>>>>>

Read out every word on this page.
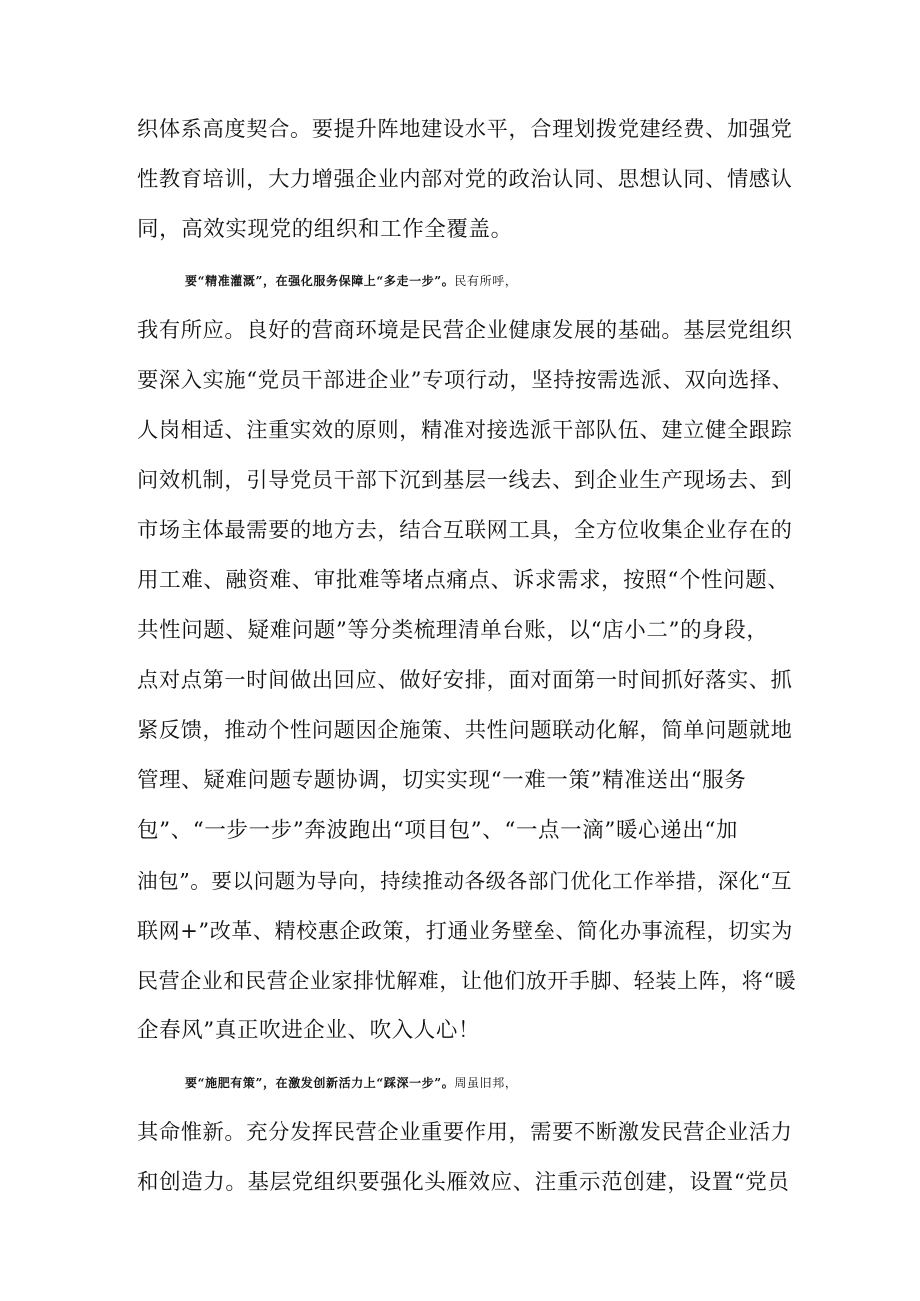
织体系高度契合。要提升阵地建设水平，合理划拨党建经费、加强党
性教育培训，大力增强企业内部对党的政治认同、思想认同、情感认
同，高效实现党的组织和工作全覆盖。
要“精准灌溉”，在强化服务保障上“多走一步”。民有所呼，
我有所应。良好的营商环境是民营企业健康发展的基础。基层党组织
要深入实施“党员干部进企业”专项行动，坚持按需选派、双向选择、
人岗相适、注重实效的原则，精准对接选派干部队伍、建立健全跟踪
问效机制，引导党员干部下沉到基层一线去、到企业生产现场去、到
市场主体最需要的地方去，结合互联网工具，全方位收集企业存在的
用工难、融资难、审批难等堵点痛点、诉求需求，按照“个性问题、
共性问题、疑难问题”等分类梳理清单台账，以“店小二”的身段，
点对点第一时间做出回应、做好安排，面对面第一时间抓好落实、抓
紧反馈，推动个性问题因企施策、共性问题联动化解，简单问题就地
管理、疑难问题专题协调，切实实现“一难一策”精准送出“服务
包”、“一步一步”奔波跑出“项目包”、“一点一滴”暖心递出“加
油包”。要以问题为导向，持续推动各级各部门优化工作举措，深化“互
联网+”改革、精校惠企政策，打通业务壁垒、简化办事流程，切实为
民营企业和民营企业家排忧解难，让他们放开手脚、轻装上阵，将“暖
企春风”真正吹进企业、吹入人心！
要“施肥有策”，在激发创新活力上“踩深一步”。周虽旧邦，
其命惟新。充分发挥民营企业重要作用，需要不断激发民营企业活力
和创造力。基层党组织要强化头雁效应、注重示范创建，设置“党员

<<<<<
>>>>>

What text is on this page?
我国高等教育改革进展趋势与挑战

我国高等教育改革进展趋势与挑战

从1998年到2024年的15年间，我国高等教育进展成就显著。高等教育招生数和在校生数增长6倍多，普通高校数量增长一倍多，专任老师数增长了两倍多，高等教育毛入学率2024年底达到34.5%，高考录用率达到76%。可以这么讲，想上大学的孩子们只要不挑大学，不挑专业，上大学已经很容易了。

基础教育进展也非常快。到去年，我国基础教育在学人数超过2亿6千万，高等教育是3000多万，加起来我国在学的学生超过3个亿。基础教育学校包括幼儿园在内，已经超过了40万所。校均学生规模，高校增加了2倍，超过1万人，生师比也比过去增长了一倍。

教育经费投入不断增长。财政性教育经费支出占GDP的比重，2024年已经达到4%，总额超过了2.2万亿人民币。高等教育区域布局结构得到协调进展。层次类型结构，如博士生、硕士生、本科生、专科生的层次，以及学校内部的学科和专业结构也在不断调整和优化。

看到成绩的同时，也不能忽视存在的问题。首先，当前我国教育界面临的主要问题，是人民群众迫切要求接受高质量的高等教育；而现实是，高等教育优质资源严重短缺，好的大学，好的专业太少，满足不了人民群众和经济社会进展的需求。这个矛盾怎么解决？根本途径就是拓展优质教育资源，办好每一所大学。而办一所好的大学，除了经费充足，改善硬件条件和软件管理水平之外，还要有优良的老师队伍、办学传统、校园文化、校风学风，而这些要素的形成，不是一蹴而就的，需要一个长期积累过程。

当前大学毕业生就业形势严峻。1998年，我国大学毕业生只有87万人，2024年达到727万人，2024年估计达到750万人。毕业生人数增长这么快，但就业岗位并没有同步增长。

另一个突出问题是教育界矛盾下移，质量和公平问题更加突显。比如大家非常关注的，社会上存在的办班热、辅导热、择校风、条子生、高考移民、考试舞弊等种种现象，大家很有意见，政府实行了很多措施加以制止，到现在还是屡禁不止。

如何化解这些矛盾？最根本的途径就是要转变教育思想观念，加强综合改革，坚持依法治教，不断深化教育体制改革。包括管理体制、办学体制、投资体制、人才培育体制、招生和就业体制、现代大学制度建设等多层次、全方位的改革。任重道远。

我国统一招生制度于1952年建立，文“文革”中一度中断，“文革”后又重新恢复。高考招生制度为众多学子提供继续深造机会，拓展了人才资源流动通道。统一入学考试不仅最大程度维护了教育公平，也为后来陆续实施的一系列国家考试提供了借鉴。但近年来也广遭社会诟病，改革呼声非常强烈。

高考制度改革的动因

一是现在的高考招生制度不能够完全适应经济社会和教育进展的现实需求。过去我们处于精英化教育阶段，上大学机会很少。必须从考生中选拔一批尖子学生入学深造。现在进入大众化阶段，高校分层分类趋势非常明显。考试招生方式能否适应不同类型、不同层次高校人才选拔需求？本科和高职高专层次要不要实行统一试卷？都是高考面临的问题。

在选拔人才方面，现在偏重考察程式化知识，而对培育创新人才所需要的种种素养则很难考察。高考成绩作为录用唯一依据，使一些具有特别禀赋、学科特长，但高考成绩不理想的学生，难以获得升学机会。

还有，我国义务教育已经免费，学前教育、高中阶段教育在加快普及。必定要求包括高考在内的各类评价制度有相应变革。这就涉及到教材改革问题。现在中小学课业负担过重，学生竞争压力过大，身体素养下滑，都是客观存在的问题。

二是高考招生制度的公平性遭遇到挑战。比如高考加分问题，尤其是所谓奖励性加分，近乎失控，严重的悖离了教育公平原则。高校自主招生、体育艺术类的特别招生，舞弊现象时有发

<<<<<

WHAT IS REQUIRED :: Identify the lines in the entries above that contain "page", then copy them out.

IN RESPONSE ::
Read out every word on this page.
What text is on this page?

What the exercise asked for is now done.